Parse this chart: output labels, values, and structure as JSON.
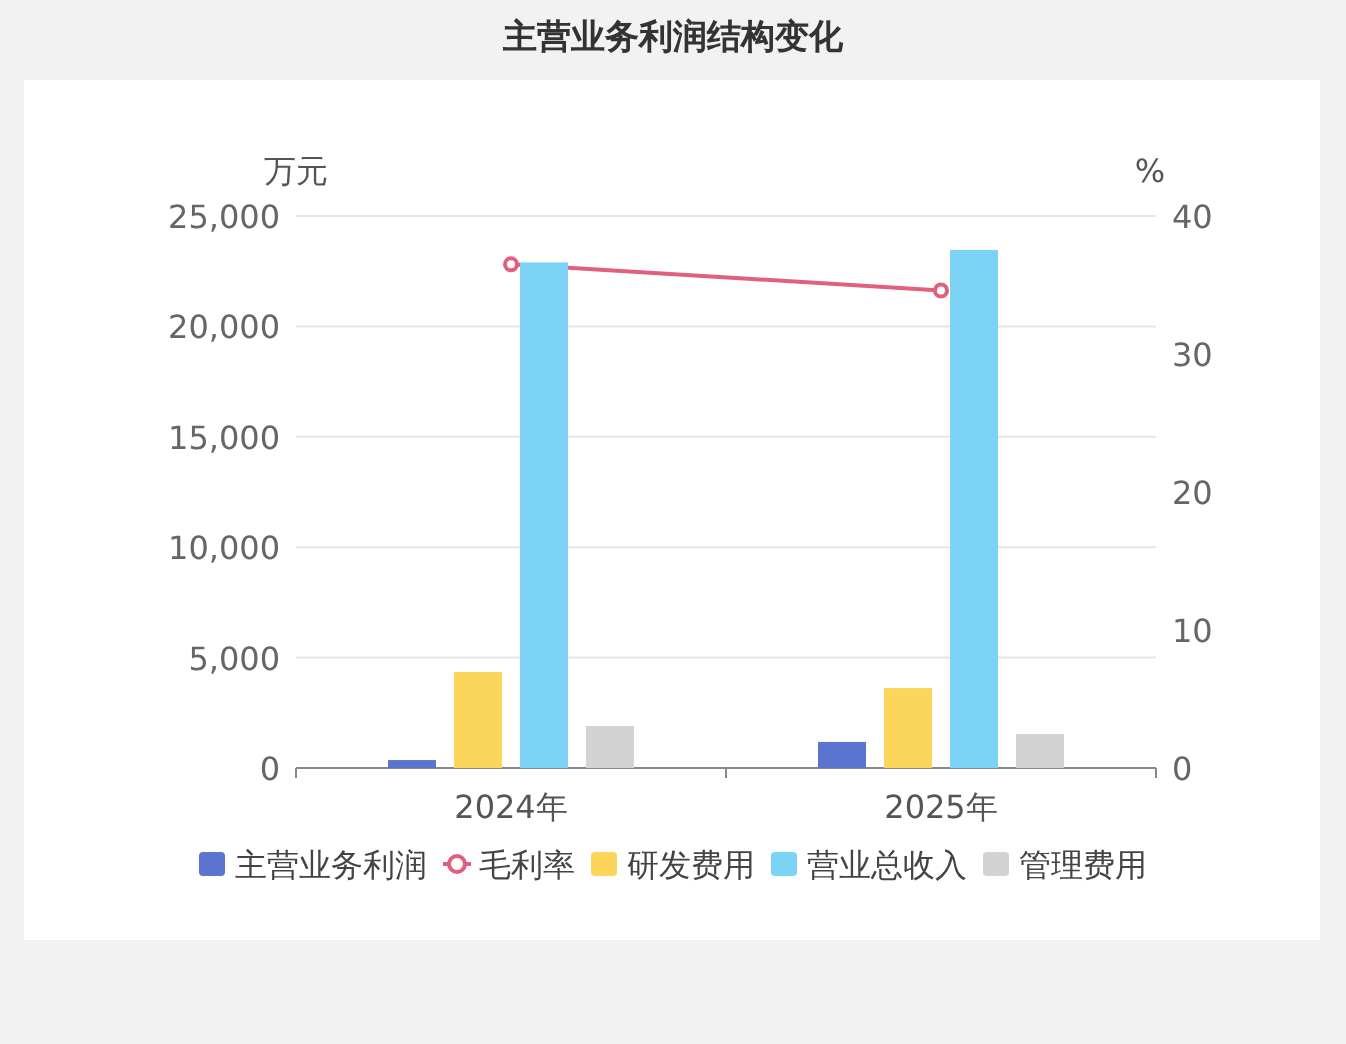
{
  "chart_data": {
    "type": "bar",
    "title": "主营业务利润结构变化",
    "ylabel": "万元",
    "y2label": "%",
    "categories": [
      "2024年",
      "2025年"
    ],
    "series": [
      {
        "name": "主营业务利润",
        "color": "#5b74d0",
        "values": [
          360,
          1180
        ]
      },
      {
        "name": "毛利率",
        "type": "line",
        "axis": "y2",
        "color": "#e0607e",
        "values": [
          36.5,
          34.6
        ]
      },
      {
        "name": "研发费用",
        "color": "#fcd65a",
        "values": [
          4350,
          3620
        ]
      },
      {
        "name": "营业总收入",
        "color": "#7dd3f5",
        "values": [
          22900,
          23460
        ]
      },
      {
        "name": "管理费用",
        "color": "#d3d3d3",
        "values": [
          1900,
          1540
        ]
      }
    ],
    "ylim": [
      0,
      25000
    ],
    "yticks": [
      0,
      {
        "value": 5000,
        "label": "5,000"
      },
      {
        "value": 10000,
        "label": "10,000"
      },
      {
        "value": 15000,
        "label": "15,000"
      },
      {
        "value": 20000,
        "label": "20,000"
      },
      {
        "value": 25000,
        "label": "25,000"
      }
    ],
    "y2lim": [
      0,
      40
    ],
    "y2ticks": [
      0,
      10,
      20,
      30,
      40
    ],
    "grid": "y",
    "legend": "bottom",
    "marker": "circle"
  }
}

▸ YOUR OBJECTIVE:
Leave out the pictures and give the rest of the records again exactly.

▸ WORKED ANSWER:
Parse this chart: output labels, values, and structure as JSON.
{
  "chart_data": {
    "type": "bar",
    "title": "主营业务利润结构变化",
    "ylabel": "万元",
    "y2label": "%",
    "categories": [
      "2024年",
      "2025年"
    ],
    "series": [
      {
        "name": "主营业务利润",
        "color": "#5b74d0",
        "values": [
          360,
          1180
        ]
      },
      {
        "name": "毛利率",
        "type": "line",
        "axis": "y2",
        "color": "#e0607e",
        "values": [
          36.5,
          34.6
        ]
      },
      {
        "name": "研发费用",
        "color": "#fcd65a",
        "values": [
          4350,
          3620
        ]
      },
      {
        "name": "营业总收入",
        "color": "#7dd3f5",
        "values": [
          22900,
          23460
        ]
      },
      {
        "name": "管理费用",
        "color": "#d3d3d3",
        "values": [
          1900,
          1540
        ]
      }
    ],
    "ylim": [
      0,
      25000
    ],
    "yticks": [
      0,
      {
        "value": 5000,
        "label": "5,000"
      },
      {
        "value": 10000,
        "label": "10,000"
      },
      {
        "value": 15000,
        "label": "15,000"
      },
      {
        "value": 20000,
        "label": "20,000"
      },
      {
        "value": 25000,
        "label": "25,000"
      }
    ],
    "y2lim": [
      0,
      40
    ],
    "y2ticks": [
      0,
      10,
      20,
      30,
      40
    ],
    "grid": "y",
    "legend": "bottom",
    "marker": "circle"
  }
}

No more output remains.